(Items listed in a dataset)
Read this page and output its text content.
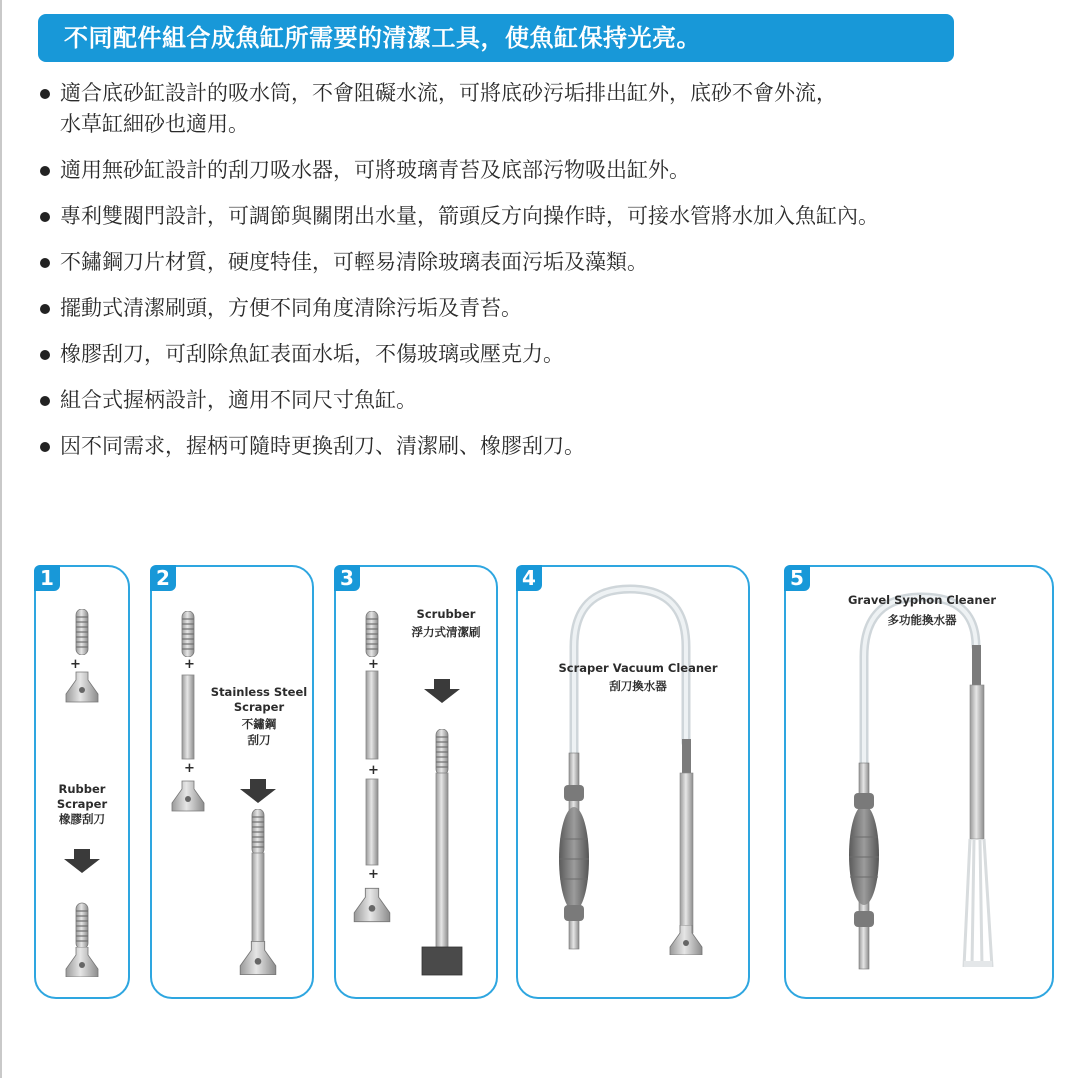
不同配件組合成魚缸所需要的清潔工具，使魚缸保持光亮。
適合底砂缸設計的吸水筒，不會阻礙水流，可將底砂污垢排出缸外，底砂不會外流，
水草缸細砂也適用。
適用無砂缸設計的刮刀吸水器，可將玻璃青苔及底部污物吸出缸外。
專利雙閥門設計，可調節與關閉出水量，箭頭反方向操作時，可接水管將水加入魚缸內。
不鏽鋼刀片材質，硬度特佳，可輕易清除玻璃表面污垢及藻類。
擺動式清潔刷頭，方便不同角度清除污垢及青苔。
橡膠刮刀，可刮除魚缸表面水垢，不傷玻璃或壓克力。
組合式握柄設計，適用不同尺寸魚缸。
因不同需求，握柄可隨時更換刮刀、清潔刷、橡膠刮刀。
1
+
Rubber
Scraper
橡膠刮刀
2
+
+
Stainless Steel
Scraper
不鏽鋼
刮刀
3
+
+
+
Scrubber
浮力式清潔刷
4
Scraper Vacuum Cleaner
刮刀換水器
5
Gravel Syphon Cleaner
多功能換水器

Request
Keep the pictures out of the copy and return the rest of the data above exactly.

Response to the exercise
Read this page and output its text content.
不同配件組合成魚缸所需要的清潔工具，使魚缸保持光亮。
適合底砂缸設計的吸水筒，不會阻礙水流，可將底砂污垢排出缸外，底砂不會外流，
水草缸細砂也適用。
適用無砂缸設計的刮刀吸水器，可將玻璃青苔及底部污物吸出缸外。
專利雙閥門設計，可調節與關閉出水量，箭頭反方向操作時，可接水管將水加入魚缸內。
不鏽鋼刀片材質，硬度特佳，可輕易清除玻璃表面污垢及藻類。
擺動式清潔刷頭，方便不同角度清除污垢及青苔。
橡膠刮刀，可刮除魚缸表面水垢，不傷玻璃或壓克力。
組合式握柄設計，適用不同尺寸魚缸。
因不同需求，握柄可隨時更換刮刀、清潔刷、橡膠刮刀。
1
+
Rubber
Scraper
橡膠刮刀
2
+
+
Stainless Steel
Scraper
不鏽鋼
刮刀
3
+
+
+
Scrubber
浮力式清潔刷
4
Scraper Vacuum Cleaner
刮刀換水器
5
Gravel Syphon Cleaner
多功能換水器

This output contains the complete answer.